# I need your opinion on my 4 month old



## Adele (Sep 25, 2012)

This is my 4 month old,
Does she look skinny to you? cause my mom thinks I'm starving her.
The reality of it all is that I feed her 2 scoops in the morning, 1 at lunch & 2 for supper,
cause she's got an apititte like a monster.

....? does she look healthy?


----------



## robk (Jun 16, 2011)

Can you post a side picture? Also, What are you feeding her?


----------



## Maggies Dad (Aug 15, 2012)

Does a little bit. And a side view would be helpful.
We feed three times a day according to the instructions and the lines are straighter?


----------



## jaggirl47 (Jul 18, 2009)

She is built exactly like my 5 month old. She doesn't look too skinny in that pic. People are used to seeing fat dogs that they think healthy is skinny.


----------



## msvette2u (Mar 20, 2006)

What brand of food are you using?

She's slender but how's her _demeanor_? A dog could look like that and be energetic and fine, or be lethargic and can't do much, and that's a problem.


----------



## wolfy dog (Aug 1, 2012)

Lean is a good thing but I think she is too skinny as her rib cage really stands out. Let us know what you feed her. You seem to give her plenty of food but either she is not able to digest this fully if this is a good quality food. Or you are feeding her a lesser quality food. So please let us know the brand(s) you feed her.


----------



## Adele (Sep 25, 2012)

I've been feeding her royal canin, than blue for pups, she got the *hits after blue, 
I thought she would work it out, but got worse, so now in recovery she's eating my wifes 
home made chicken and rice. She does have a tone of energy, other than that ever 
since I took her off of Blue, it feels like she's not drinking much.


----------



## Jag (Jul 27, 2012)

"Scoops" could mean anything. How many cups is in a scoop? My four month old male is a little heavier than that, but not much. He eats as much as he wants, too. I don't think this pup looks too awful skinny. Sometimes it's hard to put weight on these guys.


----------



## jaggirl47 (Jul 18, 2009)

This pup is not overly skinny. It looks to be a very healthy size for a growing pup.


----------



## chicagojosh (Jun 22, 2010)

*im not an expert*

I'd say your does does seem to be on the skinny side. maybe an extra 1/2 scoop?


----------



## lennoxbradley88 (Apr 23, 2012)

Hmm your pup does look a little skinny. When you touch her ribs and spine does it feel like there is any meat in between lol. IDK if I made sense there but maybe just give your pup a bit more to eat. I feed my 8 month 3 cups a day but it's Orijen so it fills her up faster and is pretty darn heavy lol.


----------



## msvette2u (Mar 20, 2006)

Adele said:


> I've been feeding her royal canin, than blue for pups, she got the *hits after blue,
> I thought she would work it out, but got worse, so now in recovery she's eating my wifes
> home made chicken and rice. She does have a tone of energy, other than that ever
> since I took her off of Blue, it feels like she's not drinking much.


She looks fine, a growing puppy. Slender is better than fat.


----------



## Bubbles (Aug 31, 2012)

※ ※ ※

Directions ::
Answer these questions from the forum thread about the four-month-old puppy.
1. How many scoops does the puppy get at lunch?
2. What is the puppy eating while she recovers?
3. How many cups a day does lennoxbradley88 feed an 8-month-old, and what food is it?

※ ※ ※

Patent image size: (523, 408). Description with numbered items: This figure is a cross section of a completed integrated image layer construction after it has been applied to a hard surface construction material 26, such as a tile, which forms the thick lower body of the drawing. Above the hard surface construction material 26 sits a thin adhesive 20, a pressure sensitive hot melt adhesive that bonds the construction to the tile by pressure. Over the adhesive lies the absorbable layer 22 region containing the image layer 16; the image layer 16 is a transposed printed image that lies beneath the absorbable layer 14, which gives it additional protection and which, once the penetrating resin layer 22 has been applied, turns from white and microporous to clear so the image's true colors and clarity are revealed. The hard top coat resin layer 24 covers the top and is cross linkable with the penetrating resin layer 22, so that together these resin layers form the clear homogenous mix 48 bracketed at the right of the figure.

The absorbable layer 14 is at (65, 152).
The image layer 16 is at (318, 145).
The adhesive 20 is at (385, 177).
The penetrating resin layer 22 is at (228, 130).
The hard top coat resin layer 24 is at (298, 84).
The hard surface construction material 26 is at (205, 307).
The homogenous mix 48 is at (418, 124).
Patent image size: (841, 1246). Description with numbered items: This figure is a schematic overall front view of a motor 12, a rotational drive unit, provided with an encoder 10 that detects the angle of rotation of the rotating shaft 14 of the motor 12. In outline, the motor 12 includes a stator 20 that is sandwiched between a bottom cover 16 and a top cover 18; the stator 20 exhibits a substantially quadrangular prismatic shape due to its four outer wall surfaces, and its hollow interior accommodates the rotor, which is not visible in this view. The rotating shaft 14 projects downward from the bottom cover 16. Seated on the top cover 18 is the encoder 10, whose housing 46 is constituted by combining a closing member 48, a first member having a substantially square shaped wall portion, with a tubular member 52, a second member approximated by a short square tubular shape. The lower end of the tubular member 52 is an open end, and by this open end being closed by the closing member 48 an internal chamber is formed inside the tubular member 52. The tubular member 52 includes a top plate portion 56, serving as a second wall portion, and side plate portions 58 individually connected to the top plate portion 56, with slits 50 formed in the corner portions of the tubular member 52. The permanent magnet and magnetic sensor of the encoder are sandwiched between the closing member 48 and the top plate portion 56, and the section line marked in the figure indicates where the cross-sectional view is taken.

※ ※ ※

Answer for the task ::
1. One scoop.
2. Homemade chicken and rice.
3. Three cups a day, of Orijen.